> _ABOUT THIS TASK_
For every record below, repeat the text exactly and pass over any image.

> _EXERCISE INPUT_
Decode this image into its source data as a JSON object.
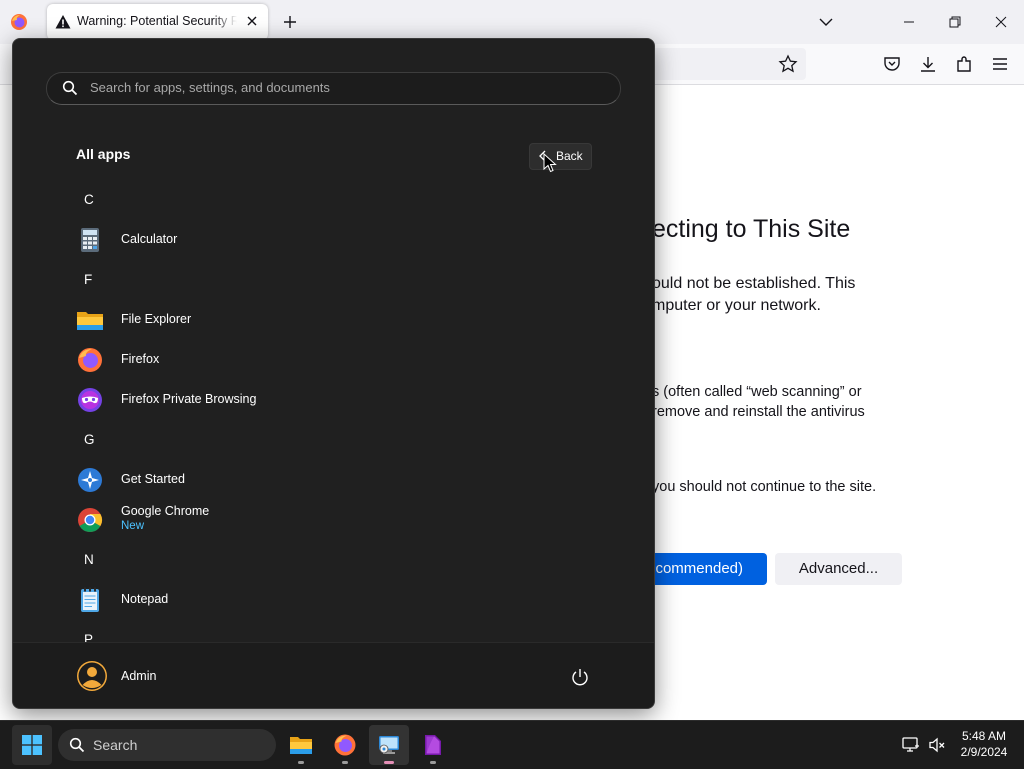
{
  "browser": {
    "tab_title": "Warning: Potential Security Risk Ahead",
    "colors": {
      "tabbar": "#f0f0f4",
      "primary_button": "#0061e0"
    }
  },
  "page": {
    "heading": "ecting to This Site",
    "para1_line1": "ould not be established. This",
    "para1_line2": "mputer or your network.",
    "para2_line1": "s (often called “web scanning” or",
    "para2_line2": "remove and reinstall the antivirus",
    "para3": "you should not continue to the site.",
    "primary_button": "commended)",
    "advanced_button": "Advanced..."
  },
  "start_menu": {
    "search_placeholder": "Search for apps, settings, and documents",
    "section_title": "All apps",
    "back_label": "Back",
    "groups": [
      {
        "letter": "C",
        "apps": [
          {
            "name": "Calculator",
            "icon": "calculator-icon"
          }
        ]
      },
      {
        "letter": "F",
        "apps": [
          {
            "name": "File Explorer",
            "icon": "file-explorer-icon"
          },
          {
            "name": "Firefox",
            "icon": "firefox-icon"
          },
          {
            "name": "Firefox Private Browsing",
            "icon": "firefox-private-icon"
          }
        ]
      },
      {
        "letter": "G",
        "apps": [
          {
            "name": "Get Started",
            "icon": "get-started-icon"
          },
          {
            "name": "Google Chrome",
            "badge": "New",
            "icon": "chrome-icon"
          }
        ]
      },
      {
        "letter": "N",
        "apps": [
          {
            "name": "Notepad",
            "icon": "notepad-icon"
          }
        ]
      },
      {
        "letter": "P",
        "apps": []
      }
    ],
    "user_name": "Admin"
  },
  "taskbar": {
    "search_label": "Search",
    "pinned": [
      "file-explorer-icon",
      "firefox-icon",
      "remote-desktop-icon",
      "onenote-icon"
    ],
    "time": "5:48 AM",
    "date": "2/9/2024"
  }
}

> _SOLUTION TO THE EXERCISE_
Decode this image into its source data as a JSON object.
{
  "browser": {
    "tab_title": "Warning: Potential Security Risk Ahead",
    "colors": {
      "tabbar": "#f0f0f4",
      "primary_button": "#0061e0"
    }
  },
  "page": {
    "heading": "ecting to This Site",
    "para1_line1": "ould not be established. This",
    "para1_line2": "mputer or your network.",
    "para2_line1": "s (often called “web scanning” or",
    "para2_line2": "remove and reinstall the antivirus",
    "para3": "you should not continue to the site.",
    "primary_button": "commended)",
    "advanced_button": "Advanced..."
  },
  "start_menu": {
    "search_placeholder": "Search for apps, settings, and documents",
    "section_title": "All apps",
    "back_label": "Back",
    "groups": [
      {
        "letter": "C",
        "apps": [
          {
            "name": "Calculator",
            "icon": "calculator-icon"
          }
        ]
      },
      {
        "letter": "F",
        "apps": [
          {
            "name": "File Explorer",
            "icon": "file-explorer-icon"
          },
          {
            "name": "Firefox",
            "icon": "firefox-icon"
          },
          {
            "name": "Firefox Private Browsing",
            "icon": "firefox-private-icon"
          }
        ]
      },
      {
        "letter": "G",
        "apps": [
          {
            "name": "Get Started",
            "icon": "get-started-icon"
          },
          {
            "name": "Google Chrome",
            "badge": "New",
            "icon": "chrome-icon"
          }
        ]
      },
      {
        "letter": "N",
        "apps": [
          {
            "name": "Notepad",
            "icon": "notepad-icon"
          }
        ]
      },
      {
        "letter": "P",
        "apps": []
      }
    ],
    "user_name": "Admin"
  },
  "taskbar": {
    "search_label": "Search",
    "pinned": [
      "file-explorer-icon",
      "firefox-icon",
      "remote-desktop-icon",
      "onenote-icon"
    ],
    "time": "5:48 AM",
    "date": "2/9/2024"
  }
}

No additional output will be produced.